[Dataset records]
--- BEGIN ---

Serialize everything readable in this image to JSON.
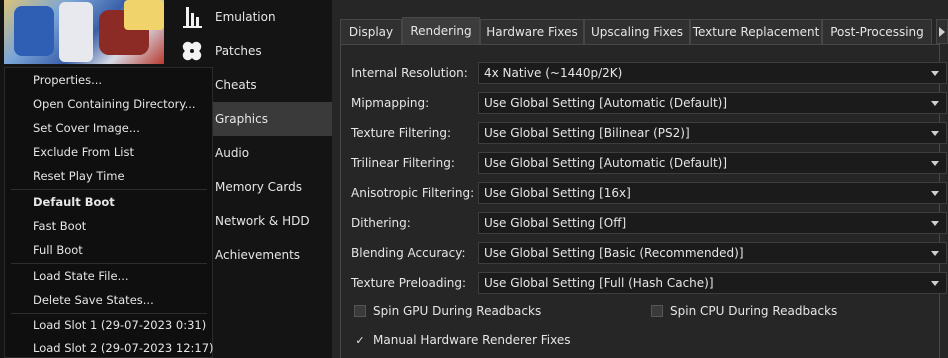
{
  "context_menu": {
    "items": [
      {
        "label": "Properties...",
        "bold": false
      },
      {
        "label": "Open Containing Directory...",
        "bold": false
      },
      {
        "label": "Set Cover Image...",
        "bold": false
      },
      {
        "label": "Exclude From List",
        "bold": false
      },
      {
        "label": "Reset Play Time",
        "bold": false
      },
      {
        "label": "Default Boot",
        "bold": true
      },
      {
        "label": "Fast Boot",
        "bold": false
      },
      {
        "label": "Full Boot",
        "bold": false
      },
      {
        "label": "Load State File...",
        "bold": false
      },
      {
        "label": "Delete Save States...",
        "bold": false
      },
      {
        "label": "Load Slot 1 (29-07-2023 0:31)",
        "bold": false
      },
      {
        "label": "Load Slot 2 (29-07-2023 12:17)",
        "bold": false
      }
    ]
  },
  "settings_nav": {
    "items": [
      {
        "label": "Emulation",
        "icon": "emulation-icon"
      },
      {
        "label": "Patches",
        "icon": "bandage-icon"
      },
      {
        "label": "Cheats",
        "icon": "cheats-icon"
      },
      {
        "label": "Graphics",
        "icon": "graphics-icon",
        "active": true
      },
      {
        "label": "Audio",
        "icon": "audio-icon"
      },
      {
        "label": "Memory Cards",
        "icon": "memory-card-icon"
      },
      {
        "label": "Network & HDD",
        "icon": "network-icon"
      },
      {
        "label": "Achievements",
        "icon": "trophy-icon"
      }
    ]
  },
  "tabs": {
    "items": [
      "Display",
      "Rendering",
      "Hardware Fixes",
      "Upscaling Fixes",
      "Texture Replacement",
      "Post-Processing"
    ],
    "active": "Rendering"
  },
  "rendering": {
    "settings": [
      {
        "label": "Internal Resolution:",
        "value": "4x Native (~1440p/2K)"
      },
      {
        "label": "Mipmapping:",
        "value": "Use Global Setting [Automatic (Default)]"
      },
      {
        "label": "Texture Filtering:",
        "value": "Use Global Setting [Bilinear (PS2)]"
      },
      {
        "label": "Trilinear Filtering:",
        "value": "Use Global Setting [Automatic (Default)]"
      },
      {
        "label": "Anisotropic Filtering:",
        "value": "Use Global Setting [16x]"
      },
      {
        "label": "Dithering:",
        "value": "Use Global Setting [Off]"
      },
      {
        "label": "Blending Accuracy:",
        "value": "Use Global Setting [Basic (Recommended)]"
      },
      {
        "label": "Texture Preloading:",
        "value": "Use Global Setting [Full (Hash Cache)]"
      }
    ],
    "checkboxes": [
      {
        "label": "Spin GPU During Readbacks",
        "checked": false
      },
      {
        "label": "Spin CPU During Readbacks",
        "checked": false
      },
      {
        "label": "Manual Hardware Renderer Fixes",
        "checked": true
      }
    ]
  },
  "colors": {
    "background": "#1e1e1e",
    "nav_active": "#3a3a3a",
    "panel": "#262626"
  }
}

--- END ---
--- BEGIN ---

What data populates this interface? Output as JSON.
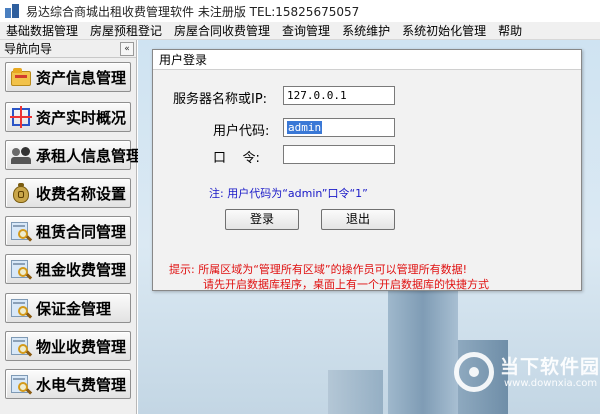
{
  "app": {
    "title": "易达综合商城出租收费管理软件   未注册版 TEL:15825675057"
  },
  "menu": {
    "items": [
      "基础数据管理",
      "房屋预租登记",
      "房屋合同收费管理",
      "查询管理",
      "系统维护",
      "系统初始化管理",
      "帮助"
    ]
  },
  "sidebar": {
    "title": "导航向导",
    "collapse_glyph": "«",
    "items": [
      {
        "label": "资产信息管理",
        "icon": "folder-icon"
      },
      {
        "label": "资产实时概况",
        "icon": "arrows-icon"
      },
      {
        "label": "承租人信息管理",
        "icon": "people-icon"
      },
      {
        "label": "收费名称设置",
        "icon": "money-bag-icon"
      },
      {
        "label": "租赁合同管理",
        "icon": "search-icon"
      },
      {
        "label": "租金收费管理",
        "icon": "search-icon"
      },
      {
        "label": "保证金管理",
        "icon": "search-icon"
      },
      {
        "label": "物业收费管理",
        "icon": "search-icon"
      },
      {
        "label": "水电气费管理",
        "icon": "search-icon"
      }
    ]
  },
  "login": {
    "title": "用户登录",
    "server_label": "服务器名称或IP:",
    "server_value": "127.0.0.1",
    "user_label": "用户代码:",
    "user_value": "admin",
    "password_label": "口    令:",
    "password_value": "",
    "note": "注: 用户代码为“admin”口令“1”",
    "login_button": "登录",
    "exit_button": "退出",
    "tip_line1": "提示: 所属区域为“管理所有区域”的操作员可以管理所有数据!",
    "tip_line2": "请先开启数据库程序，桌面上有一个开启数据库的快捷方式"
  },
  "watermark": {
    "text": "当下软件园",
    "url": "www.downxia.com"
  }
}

--- END ---
--- BEGIN ---

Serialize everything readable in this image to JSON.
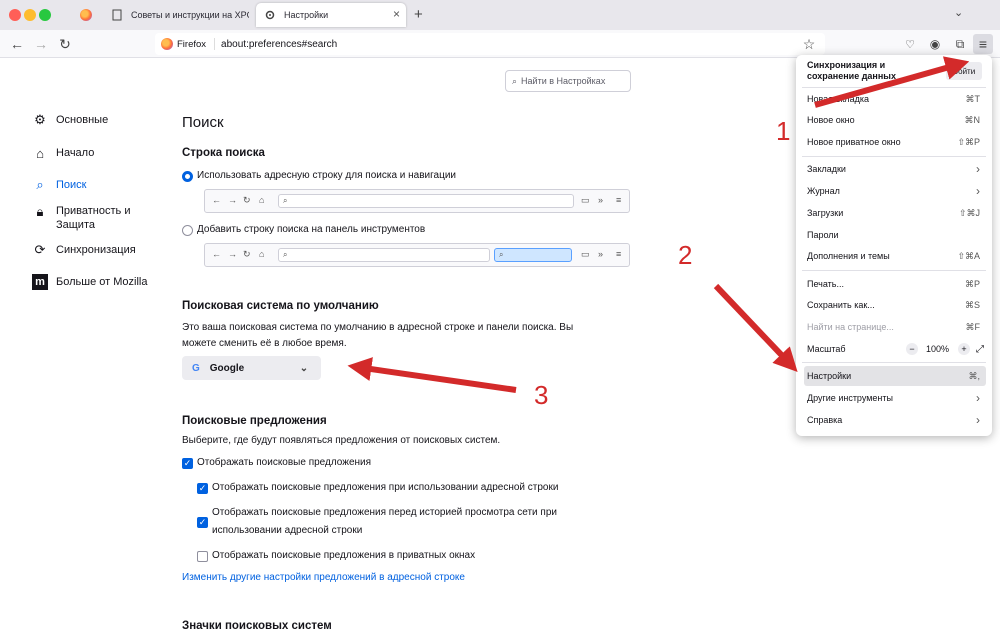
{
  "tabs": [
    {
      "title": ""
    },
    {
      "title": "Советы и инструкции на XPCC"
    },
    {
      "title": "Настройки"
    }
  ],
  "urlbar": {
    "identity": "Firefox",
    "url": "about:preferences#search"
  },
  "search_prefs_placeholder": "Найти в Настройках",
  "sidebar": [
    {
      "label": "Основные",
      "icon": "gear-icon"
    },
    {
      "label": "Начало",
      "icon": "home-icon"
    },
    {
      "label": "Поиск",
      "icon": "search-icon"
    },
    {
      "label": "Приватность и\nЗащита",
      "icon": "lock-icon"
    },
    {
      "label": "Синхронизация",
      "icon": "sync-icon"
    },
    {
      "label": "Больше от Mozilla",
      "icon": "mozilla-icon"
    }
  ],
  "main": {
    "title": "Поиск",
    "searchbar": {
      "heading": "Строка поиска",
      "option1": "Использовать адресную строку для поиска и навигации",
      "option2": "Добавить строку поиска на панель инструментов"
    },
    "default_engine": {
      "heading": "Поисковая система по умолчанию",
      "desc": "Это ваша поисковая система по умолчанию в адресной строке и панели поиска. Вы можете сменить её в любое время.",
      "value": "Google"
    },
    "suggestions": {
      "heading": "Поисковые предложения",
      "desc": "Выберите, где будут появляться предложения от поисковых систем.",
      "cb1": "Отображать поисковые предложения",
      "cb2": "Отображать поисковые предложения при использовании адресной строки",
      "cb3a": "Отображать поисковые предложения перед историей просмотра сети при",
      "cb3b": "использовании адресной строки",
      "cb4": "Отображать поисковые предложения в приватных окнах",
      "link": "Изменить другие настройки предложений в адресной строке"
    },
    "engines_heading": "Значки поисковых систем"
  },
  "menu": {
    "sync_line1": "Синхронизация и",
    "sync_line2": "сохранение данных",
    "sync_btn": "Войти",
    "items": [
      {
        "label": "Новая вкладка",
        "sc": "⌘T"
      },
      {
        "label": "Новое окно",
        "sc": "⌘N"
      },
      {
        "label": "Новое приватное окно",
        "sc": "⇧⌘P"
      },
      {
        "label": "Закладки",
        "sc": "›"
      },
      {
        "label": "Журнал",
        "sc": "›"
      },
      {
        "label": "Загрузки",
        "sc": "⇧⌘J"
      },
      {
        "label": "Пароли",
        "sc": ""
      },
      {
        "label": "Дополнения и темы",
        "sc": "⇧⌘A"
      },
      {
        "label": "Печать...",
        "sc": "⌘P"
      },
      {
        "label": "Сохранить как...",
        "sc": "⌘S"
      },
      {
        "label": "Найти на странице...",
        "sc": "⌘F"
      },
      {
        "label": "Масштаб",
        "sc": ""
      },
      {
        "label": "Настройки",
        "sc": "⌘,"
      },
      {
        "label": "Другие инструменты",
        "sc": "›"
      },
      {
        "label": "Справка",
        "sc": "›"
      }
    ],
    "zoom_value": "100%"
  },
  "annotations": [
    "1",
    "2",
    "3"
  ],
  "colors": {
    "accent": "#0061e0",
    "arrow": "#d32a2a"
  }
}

--- END ---

Short task: Select the lines in this material that hold the word "Slot", leaving none out.

The response:
        "label": "Load Slot 1 (29-07-2023 0:31)",
        "label": "Load Slot 2 (29-07-2023 12:17)",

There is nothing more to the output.